──────── Entries shown ────────

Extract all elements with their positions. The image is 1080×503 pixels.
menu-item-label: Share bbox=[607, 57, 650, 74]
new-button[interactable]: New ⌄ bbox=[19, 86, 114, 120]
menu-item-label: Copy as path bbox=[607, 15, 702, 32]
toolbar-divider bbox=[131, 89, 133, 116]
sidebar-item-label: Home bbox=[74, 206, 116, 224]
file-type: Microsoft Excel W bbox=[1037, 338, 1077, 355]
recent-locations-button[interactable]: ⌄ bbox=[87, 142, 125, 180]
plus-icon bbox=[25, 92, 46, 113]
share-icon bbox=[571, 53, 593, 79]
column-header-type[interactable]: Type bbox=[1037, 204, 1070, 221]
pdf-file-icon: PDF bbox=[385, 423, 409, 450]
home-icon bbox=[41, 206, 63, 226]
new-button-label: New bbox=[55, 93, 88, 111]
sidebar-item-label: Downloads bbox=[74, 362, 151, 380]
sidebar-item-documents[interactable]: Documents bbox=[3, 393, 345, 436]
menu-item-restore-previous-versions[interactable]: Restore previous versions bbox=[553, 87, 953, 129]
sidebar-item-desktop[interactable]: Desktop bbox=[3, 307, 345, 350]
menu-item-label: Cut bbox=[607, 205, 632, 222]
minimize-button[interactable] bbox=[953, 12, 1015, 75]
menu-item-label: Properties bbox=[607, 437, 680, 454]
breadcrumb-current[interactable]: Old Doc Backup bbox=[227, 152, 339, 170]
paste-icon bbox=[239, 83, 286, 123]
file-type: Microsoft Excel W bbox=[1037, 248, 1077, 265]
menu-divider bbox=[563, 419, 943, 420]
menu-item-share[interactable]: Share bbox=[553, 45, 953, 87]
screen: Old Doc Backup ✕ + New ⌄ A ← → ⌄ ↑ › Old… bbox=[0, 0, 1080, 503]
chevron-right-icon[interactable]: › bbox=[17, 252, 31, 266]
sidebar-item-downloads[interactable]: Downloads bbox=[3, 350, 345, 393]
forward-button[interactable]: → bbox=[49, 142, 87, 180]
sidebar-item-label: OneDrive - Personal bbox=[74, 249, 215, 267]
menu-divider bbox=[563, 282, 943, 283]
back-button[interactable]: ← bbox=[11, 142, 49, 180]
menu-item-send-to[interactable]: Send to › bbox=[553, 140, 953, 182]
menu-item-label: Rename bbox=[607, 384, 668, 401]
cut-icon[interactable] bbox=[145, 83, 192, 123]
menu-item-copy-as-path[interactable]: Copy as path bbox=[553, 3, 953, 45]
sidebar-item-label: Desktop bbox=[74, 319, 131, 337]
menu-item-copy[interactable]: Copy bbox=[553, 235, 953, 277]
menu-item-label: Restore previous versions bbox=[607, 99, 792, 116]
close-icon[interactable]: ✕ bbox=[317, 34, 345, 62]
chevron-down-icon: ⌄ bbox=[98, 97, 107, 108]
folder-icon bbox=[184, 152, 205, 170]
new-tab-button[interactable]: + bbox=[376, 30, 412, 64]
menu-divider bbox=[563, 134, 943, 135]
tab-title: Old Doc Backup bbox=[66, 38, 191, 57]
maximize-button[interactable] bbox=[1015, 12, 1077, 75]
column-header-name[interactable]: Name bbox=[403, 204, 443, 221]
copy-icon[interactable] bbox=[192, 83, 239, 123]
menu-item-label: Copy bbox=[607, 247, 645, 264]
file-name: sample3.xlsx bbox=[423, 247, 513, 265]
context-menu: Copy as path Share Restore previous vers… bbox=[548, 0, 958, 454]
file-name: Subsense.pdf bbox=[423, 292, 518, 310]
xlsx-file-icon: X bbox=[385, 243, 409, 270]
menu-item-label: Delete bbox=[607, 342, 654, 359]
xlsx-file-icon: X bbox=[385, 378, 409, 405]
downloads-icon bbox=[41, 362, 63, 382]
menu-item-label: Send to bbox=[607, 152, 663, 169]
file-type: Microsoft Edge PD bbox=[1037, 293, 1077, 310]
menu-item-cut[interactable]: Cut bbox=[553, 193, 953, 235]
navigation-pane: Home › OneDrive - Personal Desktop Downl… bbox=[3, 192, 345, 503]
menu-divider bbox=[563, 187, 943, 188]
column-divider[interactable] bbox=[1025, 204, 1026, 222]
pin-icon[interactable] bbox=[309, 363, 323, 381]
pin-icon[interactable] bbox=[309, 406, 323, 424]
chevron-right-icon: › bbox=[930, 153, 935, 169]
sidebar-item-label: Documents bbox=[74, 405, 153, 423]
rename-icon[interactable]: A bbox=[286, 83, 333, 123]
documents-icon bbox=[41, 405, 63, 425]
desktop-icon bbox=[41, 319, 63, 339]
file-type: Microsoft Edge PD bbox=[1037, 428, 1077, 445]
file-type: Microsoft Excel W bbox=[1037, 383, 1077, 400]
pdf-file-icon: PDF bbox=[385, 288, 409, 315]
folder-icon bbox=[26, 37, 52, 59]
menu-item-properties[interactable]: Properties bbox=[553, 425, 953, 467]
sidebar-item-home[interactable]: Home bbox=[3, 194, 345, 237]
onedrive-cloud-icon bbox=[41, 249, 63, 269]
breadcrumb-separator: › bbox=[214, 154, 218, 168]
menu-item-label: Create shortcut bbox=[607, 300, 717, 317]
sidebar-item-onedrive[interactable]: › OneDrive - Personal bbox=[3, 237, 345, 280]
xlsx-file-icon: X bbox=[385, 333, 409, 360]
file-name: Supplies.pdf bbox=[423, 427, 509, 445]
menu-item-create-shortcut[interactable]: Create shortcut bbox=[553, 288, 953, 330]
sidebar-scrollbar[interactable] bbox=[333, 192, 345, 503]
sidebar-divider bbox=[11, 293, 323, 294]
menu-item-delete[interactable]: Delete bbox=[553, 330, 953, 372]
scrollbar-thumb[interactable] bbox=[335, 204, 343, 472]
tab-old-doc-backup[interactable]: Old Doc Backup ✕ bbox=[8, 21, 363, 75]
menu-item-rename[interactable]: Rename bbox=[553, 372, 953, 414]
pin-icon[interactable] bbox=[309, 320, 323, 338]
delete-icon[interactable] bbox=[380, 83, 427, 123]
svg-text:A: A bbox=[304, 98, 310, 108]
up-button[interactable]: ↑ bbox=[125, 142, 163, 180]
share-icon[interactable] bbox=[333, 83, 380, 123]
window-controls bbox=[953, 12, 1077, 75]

────────

Rewrite every line of the records above as a numbered list, leaving out any blank lines.

1. Extract all elements with their positions. The image is 1080×503 pixels.
2. menu-item-label: Share bbox=[607, 57, 650, 74]
3. new-button[interactable]: New ⌄ bbox=[19, 86, 114, 120]
4. menu-item-label: Copy as path bbox=[607, 15, 702, 32]
5. toolbar-divider bbox=[131, 89, 133, 116]
6. sidebar-item-label: Home bbox=[74, 206, 116, 224]
7. file-type: Microsoft Excel W bbox=[1037, 338, 1077, 355]
8. recent-locations-button[interactable]: ⌄ bbox=[87, 142, 125, 180]
9. plus-icon bbox=[25, 92, 46, 113]
10. share-icon bbox=[571, 53, 593, 79]
11. column-header-type[interactable]: Type bbox=[1037, 204, 1070, 221]
12. pdf-file-icon: PDF bbox=[385, 423, 409, 450]
13. home-icon bbox=[41, 206, 63, 226]
14. new-button-label: New bbox=[55, 93, 88, 111]
15. sidebar-item-label: Downloads bbox=[74, 362, 151, 380]
16. sidebar-item-documents[interactable]: Documents bbox=[3, 393, 345, 436]
17. menu-item-restore-previous-versions[interactable]: Restore previous versions bbox=[553, 87, 953, 129]
18. sidebar-item-desktop[interactable]: Desktop bbox=[3, 307, 345, 350]
19. menu-item-label: Cut bbox=[607, 205, 632, 222]
20. minimize-button[interactable] bbox=[953, 12, 1015, 75]
21. menu-item-label: Properties bbox=[607, 437, 680, 454]
22. breadcrumb-current[interactable]: Old Doc Backup bbox=[227, 152, 339, 170]
23. paste-icon bbox=[239, 83, 286, 123]
24. file-type: Microsoft Excel W bbox=[1037, 248, 1077, 265]
25. menu-divider bbox=[563, 419, 943, 420]
26. menu-item-share[interactable]: Share bbox=[553, 45, 953, 87]
27. screen: Old Doc Backup ✕ + New ⌄ A ← → ⌄ ↑ › Old… bbox=[0, 0, 1080, 503]
28. chevron-right-icon[interactable]: › bbox=[17, 252, 31, 266]
29. sidebar-item-downloads[interactable]: Downloads bbox=[3, 350, 345, 393]
30. forward-button[interactable]: → bbox=[49, 142, 87, 180]
31. sidebar-item-label: OneDrive - Personal bbox=[74, 249, 215, 267]
32. menu-divider bbox=[563, 282, 943, 283]
33. back-button[interactable]: ← bbox=[11, 142, 49, 180]
34. menu-item-send-to[interactable]: Send to › bbox=[553, 140, 953, 182]
35. menu-item-label: Rename bbox=[607, 384, 668, 401]
36. cut-icon[interactable] bbox=[145, 83, 192, 123]
37. menu-item-copy-as-path[interactable]: Copy as path bbox=[553, 3, 953, 45]
38. sidebar-item-label: Desktop bbox=[74, 319, 131, 337]
39. menu-item-copy[interactable]: Copy bbox=[553, 235, 953, 277]
40. menu-item-label: Restore previous versions bbox=[607, 99, 792, 116]
41. close-icon[interactable]: ✕ bbox=[317, 34, 345, 62]
42. chevron-down-icon: ⌄ bbox=[98, 97, 107, 108]
43. folder-icon bbox=[184, 152, 205, 170]
44. new-tab-button[interactable]: + bbox=[376, 30, 412, 64]
45. menu-divider bbox=[563, 134, 943, 135]
46. tab-title: Old Doc Backup bbox=[66, 38, 191, 57]
47. maximize-button[interactable] bbox=[1015, 12, 1077, 75]
48. column-header-name[interactable]: Name bbox=[403, 204, 443, 221]
49. copy-icon[interactable] bbox=[192, 83, 239, 123]
50. menu-item-label: Copy bbox=[607, 247, 645, 264]
51. file-name: sample3.xlsx bbox=[423, 247, 513, 265]
52. context-menu: Copy as path Share Restore previous vers… bbox=[548, 0, 958, 454]
53. file-name: Subsense.pdf bbox=[423, 292, 518, 310]
54. xlsx-file-icon: X bbox=[385, 243, 409, 270]
55. menu-item-label: Delete bbox=[607, 342, 654, 359]
56. xlsx-file-icon: X bbox=[385, 378, 409, 405]
57. downloads-icon bbox=[41, 362, 63, 382]
58. menu-item-label: Send to bbox=[607, 152, 663, 169]
59. file-type: Microsoft Edge PD bbox=[1037, 293, 1077, 310]
60. menu-item-cut[interactable]: Cut bbox=[553, 193, 953, 235]
61. navigation-pane: Home › OneDrive - Personal Desktop Downl… bbox=[3, 192, 345, 503]
62. menu-divider bbox=[563, 187, 943, 188]
63. column-divider[interactable] bbox=[1025, 204, 1026, 222]
64. pin-icon[interactable] bbox=[309, 363, 323, 381]
65. pin-icon[interactable] bbox=[309, 406, 323, 424]
66. chevron-right-icon: › bbox=[930, 153, 935, 169]
67. sidebar-item-label: Documents bbox=[74, 405, 153, 423]
68. rename-icon[interactable]: A bbox=[286, 83, 333, 123]
69. documents-icon bbox=[41, 405, 63, 425]
70. desktop-icon bbox=[41, 319, 63, 339]
71. file-type: Microsoft Edge PD bbox=[1037, 428, 1077, 445]
72. file-type: Microsoft Excel W bbox=[1037, 383, 1077, 400]
73. pdf-file-icon: PDF bbox=[385, 288, 409, 315]
74. folder-icon bbox=[26, 37, 52, 59]
75. menu-item-properties[interactable]: Properties bbox=[553, 425, 953, 467]
76. sidebar-item-home[interactable]: Home bbox=[3, 194, 345, 237]
77. onedrive-cloud-icon bbox=[41, 249, 63, 269]
78. breadcrumb-separator: › bbox=[214, 154, 218, 168]
79. menu-item-label: Create shortcut bbox=[607, 300, 717, 317]
80. sidebar-item-onedrive[interactable]: › OneDrive - Personal bbox=[3, 237, 345, 280]
81. xlsx-file-icon: X bbox=[385, 333, 409, 360]
82. file-name: Supplies.pdf bbox=[423, 427, 509, 445]
83. menu-item-create-shortcut[interactable]: Create shortcut bbox=[553, 288, 953, 330]
84. sidebar-scrollbar[interactable] bbox=[333, 192, 345, 503]
85. sidebar-divider bbox=[11, 293, 323, 294]
86. menu-item-delete[interactable]: Delete bbox=[553, 330, 953, 372]
87. scrollbar-thumb[interactable] bbox=[335, 204, 343, 472]
88. tab-old-doc-backup[interactable]: Old Doc Backup ✕ bbox=[8, 21, 363, 75]
89. menu-item-rename[interactable]: Rename bbox=[553, 372, 953, 414]
90. pin-icon[interactable] bbox=[309, 320, 323, 338]
91. delete-icon[interactable] bbox=[380, 83, 427, 123]
92. svg-text:A: A bbox=[304, 98, 310, 108]
93. up-button[interactable]: ↑ bbox=[125, 142, 163, 180]
94. share-icon[interactable] bbox=[333, 83, 380, 123]
95. window-controls bbox=[953, 12, 1077, 75]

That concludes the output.